GIVEN RECORDS:
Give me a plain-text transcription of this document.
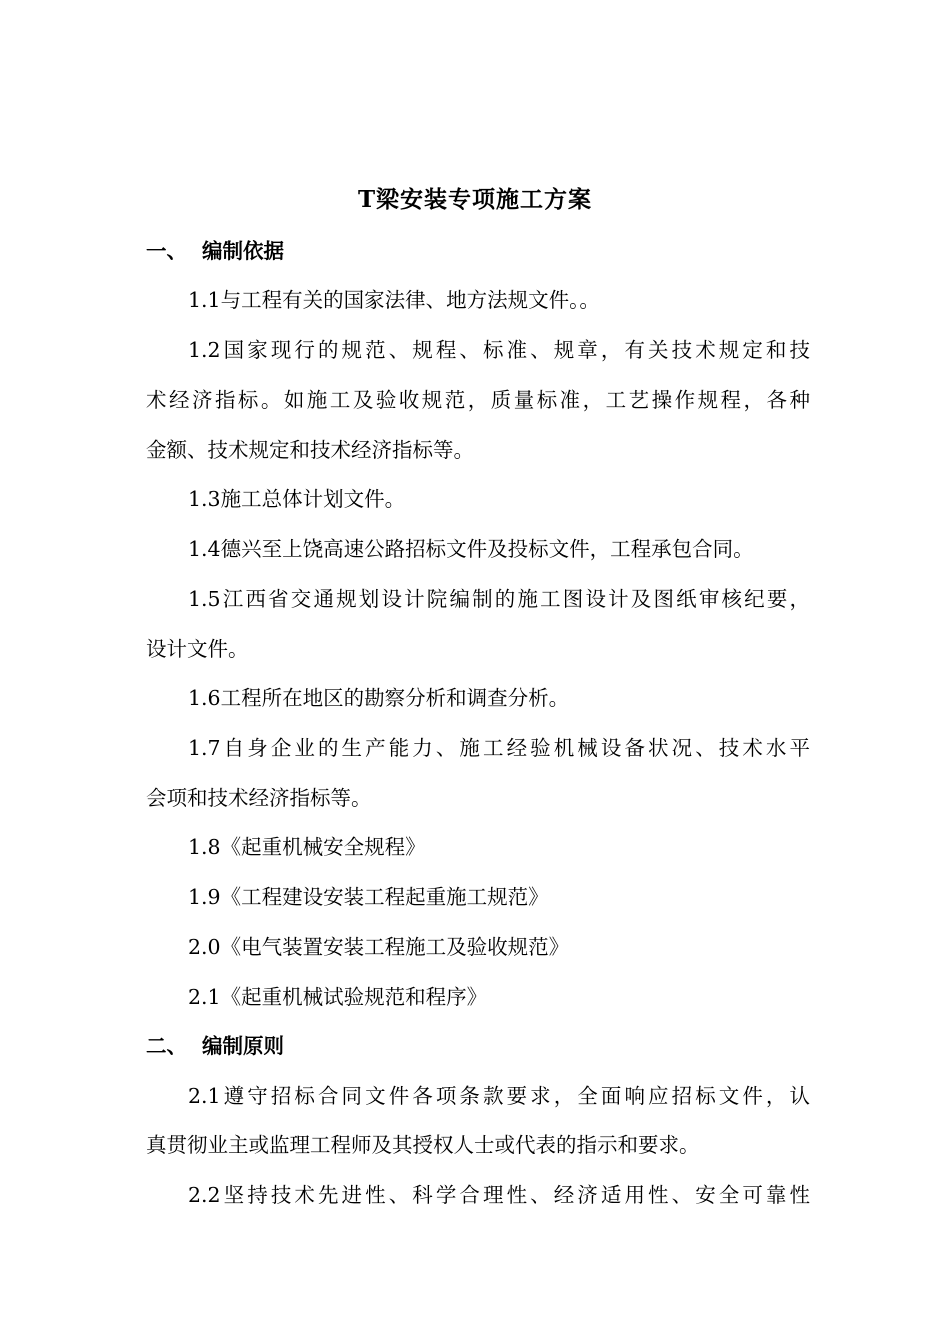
T梁安装专项施工方案
一、 编制依据
1.1与工程有关的国家法律、地方法规文件。。
1.2国家现行的规范、规程、标准、规章，有关技术规定和技
术经济指标。如施工及验收规范，质量标准，工艺操作规程，各种
金额、技术规定和技术经济指标等。
1.3施工总体计划文件。
1.4德兴至上饶高速公路招标文件及投标文件，工程承包合同。
1.5江西省交通规划设计院编制的施工图设计及图纸审核纪要，
设计文件。
1.6工程所在地区的勘察分析和调查分析。
1.7自身企业的生产能力、施工经验机械设备状况、技术水平
会项和技术经济指标等。
1.8《起重机械安全规程》
1.9《工程建设安装工程起重施工规范》
2.0《电气装置安装工程施工及验收规范》
2.1《起重机械试验规范和程序》
二、 编制原则
2.1遵守招标合同文件各项条款要求，全面响应招标文件，认
真贯彻业主或监理工程师及其授权人士或代表的指示和要求。
2.2坚持技术先进性、科学合理性、经济适用性、安全可靠性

AIM: Without the pictures, retype the whole of the material above exactly.

OUTPUT FOR THIS EXERCISE:
Give me a plain-text transcription of this document.
T梁安装专项施工方案
一、 编制依据
1.1与工程有关的国家法律、地方法规文件。。
1.2国家现行的规范、规程、标准、规章，有关技术规定和技
术经济指标。如施工及验收规范，质量标准，工艺操作规程，各种
金额、技术规定和技术经济指标等。
1.3施工总体计划文件。
1.4德兴至上饶高速公路招标文件及投标文件，工程承包合同。
1.5江西省交通规划设计院编制的施工图设计及图纸审核纪要，
设计文件。
1.6工程所在地区的勘察分析和调查分析。
1.7自身企业的生产能力、施工经验机械设备状况、技术水平
会项和技术经济指标等。
1.8《起重机械安全规程》
1.9《工程建设安装工程起重施工规范》
2.0《电气装置安装工程施工及验收规范》
2.1《起重机械试验规范和程序》
二、 编制原则
2.1遵守招标合同文件各项条款要求，全面响应招标文件，认
真贯彻业主或监理工程师及其授权人士或代表的指示和要求。
2.2坚持技术先进性、科学合理性、经济适用性、安全可靠性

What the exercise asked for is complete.